Extracts from a graphics dataset:

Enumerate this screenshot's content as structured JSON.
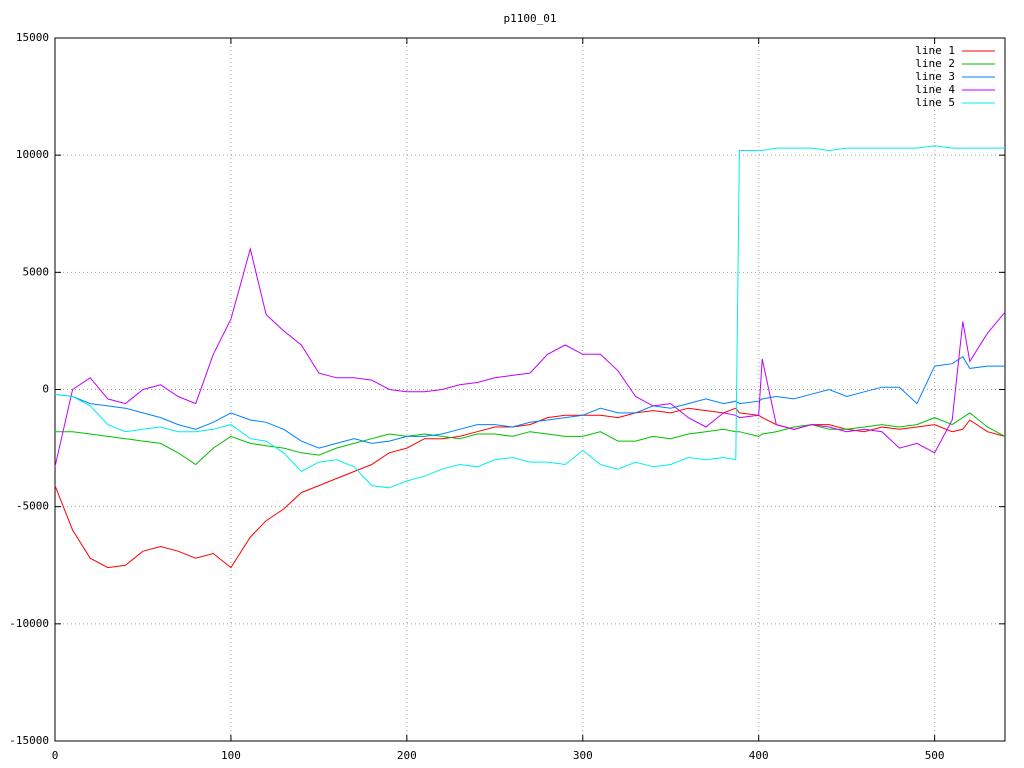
{
  "chart_data": {
    "type": "line",
    "title": "p1100_01",
    "x": [
      0,
      10,
      20,
      30,
      40,
      50,
      60,
      70,
      80,
      90,
      100,
      111,
      120,
      130,
      140,
      150,
      160,
      170,
      180,
      190,
      200,
      210,
      220,
      230,
      240,
      250,
      260,
      270,
      280,
      290,
      300,
      310,
      320,
      330,
      340,
      350,
      360,
      370,
      380,
      387,
      389,
      400,
      402,
      410,
      420,
      430,
      440,
      450,
      460,
      470,
      480,
      490,
      500,
      510,
      516,
      520,
      530,
      540
    ],
    "series": [
      {
        "name": "line 1",
        "color": "#ff0000",
        "values": [
          -4100,
          -6000,
          -7200,
          -7600,
          -7500,
          -6900,
          -6700,
          -6900,
          -7200,
          -7000,
          -7600,
          -6300,
          -5600,
          -5100,
          -4400,
          -4100,
          -3800,
          -3500,
          -3200,
          -2700,
          -2500,
          -2100,
          -2100,
          -2000,
          -1800,
          -1600,
          -1600,
          -1500,
          -1200,
          -1100,
          -1100,
          -1100,
          -1200,
          -1000,
          -900,
          -1000,
          -800,
          -900,
          -1000,
          -800,
          -1000,
          -1100,
          -1200,
          -1500,
          -1700,
          -1500,
          -1500,
          -1700,
          -1800,
          -1600,
          -1700,
          -1600,
          -1500,
          -1800,
          -1700,
          -1300,
          -1800,
          -2000
        ]
      },
      {
        "name": "line 2",
        "color": "#00c000",
        "values": [
          -1800,
          -1800,
          -1900,
          -2000,
          -2100,
          -2200,
          -2300,
          -2700,
          -3200,
          -2500,
          -2000,
          -2300,
          -2400,
          -2500,
          -2700,
          -2800,
          -2500,
          -2300,
          -2100,
          -1900,
          -2000,
          -1900,
          -2000,
          -2100,
          -1900,
          -1900,
          -2000,
          -1800,
          -1900,
          -2000,
          -2000,
          -1800,
          -2200,
          -2200,
          -2000,
          -2100,
          -1900,
          -1800,
          -1700,
          -1800,
          -1800,
          -2000,
          -1900,
          -1800,
          -1600,
          -1500,
          -1700,
          -1700,
          -1600,
          -1500,
          -1600,
          -1500,
          -1200,
          -1500,
          -1200,
          -1000,
          -1600,
          -2000
        ]
      },
      {
        "name": "line 3",
        "color": "#0080ff",
        "values": [
          -200,
          -300,
          -600,
          -700,
          -800,
          -1000,
          -1200,
          -1500,
          -1700,
          -1400,
          -1000,
          -1300,
          -1400,
          -1700,
          -2200,
          -2500,
          -2300,
          -2100,
          -2300,
          -2200,
          -2000,
          -2000,
          -1900,
          -1700,
          -1500,
          -1500,
          -1600,
          -1400,
          -1300,
          -1200,
          -1100,
          -800,
          -1000,
          -1000,
          -700,
          -800,
          -600,
          -400,
          -600,
          -500,
          -600,
          -500,
          -400,
          -300,
          -400,
          -200,
          0,
          -300,
          -100,
          100,
          100,
          -600,
          1000,
          1100,
          1400,
          900,
          1000,
          1000
        ]
      },
      {
        "name": "line 4",
        "color": "#c000ff",
        "values": [
          -3300,
          0,
          500,
          -400,
          -600,
          0,
          200,
          -300,
          -600,
          1500,
          3000,
          6000,
          3200,
          2500,
          1900,
          700,
          500,
          500,
          400,
          0,
          -100,
          -100,
          0,
          200,
          300,
          500,
          600,
          700,
          1500,
          1900,
          1500,
          1500,
          800,
          -300,
          -700,
          -600,
          -1200,
          -1600,
          -1000,
          -1100,
          -1200,
          -1100,
          1300,
          -1500,
          -1700,
          -1500,
          -1600,
          -1800,
          -1700,
          -1800,
          -2500,
          -2300,
          -2700,
          -1300,
          2900,
          1200,
          2400,
          3300
        ]
      },
      {
        "name": "line 5",
        "color": "#00eeee",
        "values": [
          -200,
          -300,
          -700,
          -1500,
          -1800,
          -1700,
          -1600,
          -1800,
          -1800,
          -1700,
          -1500,
          -2100,
          -2200,
          -2700,
          -3500,
          -3100,
          -3000,
          -3300,
          -4100,
          -4200,
          -3900,
          -3700,
          -3400,
          -3200,
          -3300,
          -3000,
          -2900,
          -3100,
          -3100,
          -3200,
          -2600,
          -3200,
          -3400,
          -3100,
          -3300,
          -3200,
          -2900,
          -3000,
          -2900,
          -3000,
          10200,
          10200,
          10200,
          10300,
          10300,
          10300,
          10200,
          10300,
          10300,
          10300,
          10300,
          10300,
          10400,
          10300,
          10300,
          10300,
          10300,
          10300
        ]
      }
    ],
    "xlim": [
      0,
      540
    ],
    "xticks": [
      0,
      100,
      200,
      300,
      400,
      500
    ],
    "ylim": [
      -15000,
      15000
    ],
    "yticks": [
      -15000,
      -10000,
      -5000,
      0,
      5000,
      10000,
      15000
    ],
    "grid": true,
    "legend": "top-right"
  }
}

-- Do this --
Quote the records in their entirety, keeping the wording exact and excluding pictures.

-- The completed task --
Enumerate this screenshot's content as structured JSON.
{
  "chart_data": {
    "type": "line",
    "title": "p1100_01",
    "x": [
      0,
      10,
      20,
      30,
      40,
      50,
      60,
      70,
      80,
      90,
      100,
      111,
      120,
      130,
      140,
      150,
      160,
      170,
      180,
      190,
      200,
      210,
      220,
      230,
      240,
      250,
      260,
      270,
      280,
      290,
      300,
      310,
      320,
      330,
      340,
      350,
      360,
      370,
      380,
      387,
      389,
      400,
      402,
      410,
      420,
      430,
      440,
      450,
      460,
      470,
      480,
      490,
      500,
      510,
      516,
      520,
      530,
      540
    ],
    "series": [
      {
        "name": "line 1",
        "color": "#ff0000",
        "values": [
          -4100,
          -6000,
          -7200,
          -7600,
          -7500,
          -6900,
          -6700,
          -6900,
          -7200,
          -7000,
          -7600,
          -6300,
          -5600,
          -5100,
          -4400,
          -4100,
          -3800,
          -3500,
          -3200,
          -2700,
          -2500,
          -2100,
          -2100,
          -2000,
          -1800,
          -1600,
          -1600,
          -1500,
          -1200,
          -1100,
          -1100,
          -1100,
          -1200,
          -1000,
          -900,
          -1000,
          -800,
          -900,
          -1000,
          -800,
          -1000,
          -1100,
          -1200,
          -1500,
          -1700,
          -1500,
          -1500,
          -1700,
          -1800,
          -1600,
          -1700,
          -1600,
          -1500,
          -1800,
          -1700,
          -1300,
          -1800,
          -2000
        ]
      },
      {
        "name": "line 2",
        "color": "#00c000",
        "values": [
          -1800,
          -1800,
          -1900,
          -2000,
          -2100,
          -2200,
          -2300,
          -2700,
          -3200,
          -2500,
          -2000,
          -2300,
          -2400,
          -2500,
          -2700,
          -2800,
          -2500,
          -2300,
          -2100,
          -1900,
          -2000,
          -1900,
          -2000,
          -2100,
          -1900,
          -1900,
          -2000,
          -1800,
          -1900,
          -2000,
          -2000,
          -1800,
          -2200,
          -2200,
          -2000,
          -2100,
          -1900,
          -1800,
          -1700,
          -1800,
          -1800,
          -2000,
          -1900,
          -1800,
          -1600,
          -1500,
          -1700,
          -1700,
          -1600,
          -1500,
          -1600,
          -1500,
          -1200,
          -1500,
          -1200,
          -1000,
          -1600,
          -2000
        ]
      },
      {
        "name": "line 3",
        "color": "#0080ff",
        "values": [
          -200,
          -300,
          -600,
          -700,
          -800,
          -1000,
          -1200,
          -1500,
          -1700,
          -1400,
          -1000,
          -1300,
          -1400,
          -1700,
          -2200,
          -2500,
          -2300,
          -2100,
          -2300,
          -2200,
          -2000,
          -2000,
          -1900,
          -1700,
          -1500,
          -1500,
          -1600,
          -1400,
          -1300,
          -1200,
          -1100,
          -800,
          -1000,
          -1000,
          -700,
          -800,
          -600,
          -400,
          -600,
          -500,
          -600,
          -500,
          -400,
          -300,
          -400,
          -200,
          0,
          -300,
          -100,
          100,
          100,
          -600,
          1000,
          1100,
          1400,
          900,
          1000,
          1000
        ]
      },
      {
        "name": "line 4",
        "color": "#c000ff",
        "values": [
          -3300,
          0,
          500,
          -400,
          -600,
          0,
          200,
          -300,
          -600,
          1500,
          3000,
          6000,
          3200,
          2500,
          1900,
          700,
          500,
          500,
          400,
          0,
          -100,
          -100,
          0,
          200,
          300,
          500,
          600,
          700,
          1500,
          1900,
          1500,
          1500,
          800,
          -300,
          -700,
          -600,
          -1200,
          -1600,
          -1000,
          -1100,
          -1200,
          -1100,
          1300,
          -1500,
          -1700,
          -1500,
          -1600,
          -1800,
          -1700,
          -1800,
          -2500,
          -2300,
          -2700,
          -1300,
          2900,
          1200,
          2400,
          3300
        ]
      },
      {
        "name": "line 5",
        "color": "#00eeee",
        "values": [
          -200,
          -300,
          -700,
          -1500,
          -1800,
          -1700,
          -1600,
          -1800,
          -1800,
          -1700,
          -1500,
          -2100,
          -2200,
          -2700,
          -3500,
          -3100,
          -3000,
          -3300,
          -4100,
          -4200,
          -3900,
          -3700,
          -3400,
          -3200,
          -3300,
          -3000,
          -2900,
          -3100,
          -3100,
          -3200,
          -2600,
          -3200,
          -3400,
          -3100,
          -3300,
          -3200,
          -2900,
          -3000,
          -2900,
          -3000,
          10200,
          10200,
          10200,
          10300,
          10300,
          10300,
          10200,
          10300,
          10300,
          10300,
          10300,
          10300,
          10400,
          10300,
          10300,
          10300,
          10300,
          10300
        ]
      }
    ],
    "xlim": [
      0,
      540
    ],
    "xticks": [
      0,
      100,
      200,
      300,
      400,
      500
    ],
    "ylim": [
      -15000,
      15000
    ],
    "yticks": [
      -15000,
      -10000,
      -5000,
      0,
      5000,
      10000,
      15000
    ],
    "grid": true,
    "legend": "top-right"
  }
}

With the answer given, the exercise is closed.